# Start of SUPPLIED DATA

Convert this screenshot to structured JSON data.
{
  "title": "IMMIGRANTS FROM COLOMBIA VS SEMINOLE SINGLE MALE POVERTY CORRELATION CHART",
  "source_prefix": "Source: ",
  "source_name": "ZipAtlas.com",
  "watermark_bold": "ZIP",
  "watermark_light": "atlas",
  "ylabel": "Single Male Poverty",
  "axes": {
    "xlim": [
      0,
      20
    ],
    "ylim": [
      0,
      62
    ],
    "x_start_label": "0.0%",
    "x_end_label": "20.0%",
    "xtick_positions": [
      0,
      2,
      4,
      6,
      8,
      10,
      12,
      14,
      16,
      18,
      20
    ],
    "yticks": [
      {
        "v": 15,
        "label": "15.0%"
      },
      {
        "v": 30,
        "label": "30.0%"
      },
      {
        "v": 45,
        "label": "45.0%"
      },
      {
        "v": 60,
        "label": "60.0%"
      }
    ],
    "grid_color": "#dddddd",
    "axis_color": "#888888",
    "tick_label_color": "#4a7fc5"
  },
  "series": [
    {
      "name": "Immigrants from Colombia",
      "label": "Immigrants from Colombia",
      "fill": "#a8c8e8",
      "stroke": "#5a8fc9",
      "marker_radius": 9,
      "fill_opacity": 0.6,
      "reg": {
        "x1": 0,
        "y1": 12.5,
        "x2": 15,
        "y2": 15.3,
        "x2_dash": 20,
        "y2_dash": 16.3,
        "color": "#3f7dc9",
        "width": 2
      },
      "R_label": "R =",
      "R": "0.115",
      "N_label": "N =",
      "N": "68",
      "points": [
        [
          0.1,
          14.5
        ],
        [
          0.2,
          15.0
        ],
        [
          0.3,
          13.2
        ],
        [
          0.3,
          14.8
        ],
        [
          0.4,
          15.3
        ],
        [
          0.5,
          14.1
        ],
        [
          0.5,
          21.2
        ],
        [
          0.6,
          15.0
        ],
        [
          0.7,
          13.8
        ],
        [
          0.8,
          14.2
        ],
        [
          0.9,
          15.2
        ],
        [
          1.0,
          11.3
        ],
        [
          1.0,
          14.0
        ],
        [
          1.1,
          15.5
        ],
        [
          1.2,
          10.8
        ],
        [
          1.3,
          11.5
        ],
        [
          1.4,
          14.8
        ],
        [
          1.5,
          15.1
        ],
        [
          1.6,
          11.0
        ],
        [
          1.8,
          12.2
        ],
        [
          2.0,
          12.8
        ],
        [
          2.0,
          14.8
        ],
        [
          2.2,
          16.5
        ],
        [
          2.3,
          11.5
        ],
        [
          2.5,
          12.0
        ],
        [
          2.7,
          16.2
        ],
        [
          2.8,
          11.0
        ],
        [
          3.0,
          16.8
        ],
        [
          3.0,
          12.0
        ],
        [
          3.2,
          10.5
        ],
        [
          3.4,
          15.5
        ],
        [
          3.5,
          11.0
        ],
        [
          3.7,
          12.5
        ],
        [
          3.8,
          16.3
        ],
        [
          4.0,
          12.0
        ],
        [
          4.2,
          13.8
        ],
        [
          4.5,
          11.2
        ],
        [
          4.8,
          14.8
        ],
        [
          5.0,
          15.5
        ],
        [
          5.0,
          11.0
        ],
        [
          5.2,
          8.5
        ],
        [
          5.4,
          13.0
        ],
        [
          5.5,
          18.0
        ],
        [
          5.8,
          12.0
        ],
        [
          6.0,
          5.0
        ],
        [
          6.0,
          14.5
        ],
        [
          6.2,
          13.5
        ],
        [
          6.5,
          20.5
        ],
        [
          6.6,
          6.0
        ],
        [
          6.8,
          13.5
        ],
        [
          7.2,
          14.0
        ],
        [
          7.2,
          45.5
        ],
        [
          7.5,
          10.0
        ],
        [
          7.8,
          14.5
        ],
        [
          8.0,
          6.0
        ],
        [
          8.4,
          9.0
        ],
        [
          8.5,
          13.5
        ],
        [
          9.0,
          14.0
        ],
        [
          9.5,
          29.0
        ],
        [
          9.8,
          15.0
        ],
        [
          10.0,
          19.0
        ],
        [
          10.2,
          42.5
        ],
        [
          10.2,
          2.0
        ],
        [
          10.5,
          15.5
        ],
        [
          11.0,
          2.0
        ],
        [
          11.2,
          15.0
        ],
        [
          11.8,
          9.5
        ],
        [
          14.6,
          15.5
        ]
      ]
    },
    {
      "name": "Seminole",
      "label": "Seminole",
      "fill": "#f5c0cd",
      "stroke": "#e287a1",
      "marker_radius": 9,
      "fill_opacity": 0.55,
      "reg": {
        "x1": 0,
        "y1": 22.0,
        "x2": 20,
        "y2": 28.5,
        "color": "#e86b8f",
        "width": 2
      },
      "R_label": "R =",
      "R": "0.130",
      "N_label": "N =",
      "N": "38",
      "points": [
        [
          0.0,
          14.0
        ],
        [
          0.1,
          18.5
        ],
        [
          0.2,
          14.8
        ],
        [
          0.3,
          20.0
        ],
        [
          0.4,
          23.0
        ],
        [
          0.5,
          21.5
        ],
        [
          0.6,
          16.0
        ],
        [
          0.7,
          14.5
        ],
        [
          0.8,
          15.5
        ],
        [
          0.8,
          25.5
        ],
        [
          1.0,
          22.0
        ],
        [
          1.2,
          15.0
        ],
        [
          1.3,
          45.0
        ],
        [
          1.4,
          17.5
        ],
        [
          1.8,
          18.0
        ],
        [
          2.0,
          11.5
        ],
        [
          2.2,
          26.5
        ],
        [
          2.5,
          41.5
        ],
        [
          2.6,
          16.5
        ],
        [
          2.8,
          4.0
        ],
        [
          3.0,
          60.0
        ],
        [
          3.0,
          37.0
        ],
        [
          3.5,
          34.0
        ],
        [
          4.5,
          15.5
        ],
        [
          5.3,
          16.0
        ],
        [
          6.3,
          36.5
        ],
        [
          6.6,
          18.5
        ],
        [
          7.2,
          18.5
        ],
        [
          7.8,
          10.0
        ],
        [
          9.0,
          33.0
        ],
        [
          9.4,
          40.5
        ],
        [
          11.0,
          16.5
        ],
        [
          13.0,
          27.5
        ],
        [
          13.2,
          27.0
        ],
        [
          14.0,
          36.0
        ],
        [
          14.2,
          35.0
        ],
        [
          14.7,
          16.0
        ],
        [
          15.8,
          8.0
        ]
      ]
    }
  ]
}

# End of SUPPLIED DATA

▶ YOUR GOAL:
Transcribe each entry exactly.

▶ RESPONSE TO THE EXERCISE:
Convert this screenshot to structured JSON data.
{
  "title": "IMMIGRANTS FROM COLOMBIA VS SEMINOLE SINGLE MALE POVERTY CORRELATION CHART",
  "source_prefix": "Source: ",
  "source_name": "ZipAtlas.com",
  "watermark_bold": "ZIP",
  "watermark_light": "atlas",
  "ylabel": "Single Male Poverty",
  "axes": {
    "xlim": [
      0,
      20
    ],
    "ylim": [
      0,
      62
    ],
    "x_start_label": "0.0%",
    "x_end_label": "20.0%",
    "xtick_positions": [
      0,
      2,
      4,
      6,
      8,
      10,
      12,
      14,
      16,
      18,
      20
    ],
    "yticks": [
      {
        "v": 15,
        "label": "15.0%"
      },
      {
        "v": 30,
        "label": "30.0%"
      },
      {
        "v": 45,
        "label": "45.0%"
      },
      {
        "v": 60,
        "label": "60.0%"
      }
    ],
    "grid_color": "#dddddd",
    "axis_color": "#888888",
    "tick_label_color": "#4a7fc5"
  },
  "series": [
    {
      "name": "Immigrants from Colombia",
      "label": "Immigrants from Colombia",
      "fill": "#a8c8e8",
      "stroke": "#5a8fc9",
      "marker_radius": 9,
      "fill_opacity": 0.6,
      "reg": {
        "x1": 0,
        "y1": 12.5,
        "x2": 15,
        "y2": 15.3,
        "x2_dash": 20,
        "y2_dash": 16.3,
        "color": "#3f7dc9",
        "width": 2
      },
      "R_label": "R =",
      "R": "0.115",
      "N_label": "N =",
      "N": "68",
      "points": [
        [
          0.1,
          14.5
        ],
        [
          0.2,
          15.0
        ],
        [
          0.3,
          13.2
        ],
        [
          0.3,
          14.8
        ],
        [
          0.4,
          15.3
        ],
        [
          0.5,
          14.1
        ],
        [
          0.5,
          21.2
        ],
        [
          0.6,
          15.0
        ],
        [
          0.7,
          13.8
        ],
        [
          0.8,
          14.2
        ],
        [
          0.9,
          15.2
        ],
        [
          1.0,
          11.3
        ],
        [
          1.0,
          14.0
        ],
        [
          1.1,
          15.5
        ],
        [
          1.2,
          10.8
        ],
        [
          1.3,
          11.5
        ],
        [
          1.4,
          14.8
        ],
        [
          1.5,
          15.1
        ],
        [
          1.6,
          11.0
        ],
        [
          1.8,
          12.2
        ],
        [
          2.0,
          12.8
        ],
        [
          2.0,
          14.8
        ],
        [
          2.2,
          16.5
        ],
        [
          2.3,
          11.5
        ],
        [
          2.5,
          12.0
        ],
        [
          2.7,
          16.2
        ],
        [
          2.8,
          11.0
        ],
        [
          3.0,
          16.8
        ],
        [
          3.0,
          12.0
        ],
        [
          3.2,
          10.5
        ],
        [
          3.4,
          15.5
        ],
        [
          3.5,
          11.0
        ],
        [
          3.7,
          12.5
        ],
        [
          3.8,
          16.3
        ],
        [
          4.0,
          12.0
        ],
        [
          4.2,
          13.8
        ],
        [
          4.5,
          11.2
        ],
        [
          4.8,
          14.8
        ],
        [
          5.0,
          15.5
        ],
        [
          5.0,
          11.0
        ],
        [
          5.2,
          8.5
        ],
        [
          5.4,
          13.0
        ],
        [
          5.5,
          18.0
        ],
        [
          5.8,
          12.0
        ],
        [
          6.0,
          5.0
        ],
        [
          6.0,
          14.5
        ],
        [
          6.2,
          13.5
        ],
        [
          6.5,
          20.5
        ],
        [
          6.6,
          6.0
        ],
        [
          6.8,
          13.5
        ],
        [
          7.2,
          14.0
        ],
        [
          7.2,
          45.5
        ],
        [
          7.5,
          10.0
        ],
        [
          7.8,
          14.5
        ],
        [
          8.0,
          6.0
        ],
        [
          8.4,
          9.0
        ],
        [
          8.5,
          13.5
        ],
        [
          9.0,
          14.0
        ],
        [
          9.5,
          29.0
        ],
        [
          9.8,
          15.0
        ],
        [
          10.0,
          19.0
        ],
        [
          10.2,
          42.5
        ],
        [
          10.2,
          2.0
        ],
        [
          10.5,
          15.5
        ],
        [
          11.0,
          2.0
        ],
        [
          11.2,
          15.0
        ],
        [
          11.8,
          9.5
        ],
        [
          14.6,
          15.5
        ]
      ]
    },
    {
      "name": "Seminole",
      "label": "Seminole",
      "fill": "#f5c0cd",
      "stroke": "#e287a1",
      "marker_radius": 9,
      "fill_opacity": 0.55,
      "reg": {
        "x1": 0,
        "y1": 22.0,
        "x2": 20,
        "y2": 28.5,
        "color": "#e86b8f",
        "width": 2
      },
      "R_label": "R =",
      "R": "0.130",
      "N_label": "N =",
      "N": "38",
      "points": [
        [
          0.0,
          14.0
        ],
        [
          0.1,
          18.5
        ],
        [
          0.2,
          14.8
        ],
        [
          0.3,
          20.0
        ],
        [
          0.4,
          23.0
        ],
        [
          0.5,
          21.5
        ],
        [
          0.6,
          16.0
        ],
        [
          0.7,
          14.5
        ],
        [
          0.8,
          15.5
        ],
        [
          0.8,
          25.5
        ],
        [
          1.0,
          22.0
        ],
        [
          1.2,
          15.0
        ],
        [
          1.3,
          45.0
        ],
        [
          1.4,
          17.5
        ],
        [
          1.8,
          18.0
        ],
        [
          2.0,
          11.5
        ],
        [
          2.2,
          26.5
        ],
        [
          2.5,
          41.5
        ],
        [
          2.6,
          16.5
        ],
        [
          2.8,
          4.0
        ],
        [
          3.0,
          60.0
        ],
        [
          3.0,
          37.0
        ],
        [
          3.5,
          34.0
        ],
        [
          4.5,
          15.5
        ],
        [
          5.3,
          16.0
        ],
        [
          6.3,
          36.5
        ],
        [
          6.6,
          18.5
        ],
        [
          7.2,
          18.5
        ],
        [
          7.8,
          10.0
        ],
        [
          9.0,
          33.0
        ],
        [
          9.4,
          40.5
        ],
        [
          11.0,
          16.5
        ],
        [
          13.0,
          27.5
        ],
        [
          13.2,
          27.0
        ],
        [
          14.0,
          36.0
        ],
        [
          14.2,
          35.0
        ],
        [
          14.7,
          16.0
        ],
        [
          15.8,
          8.0
        ]
      ]
    }
  ]
}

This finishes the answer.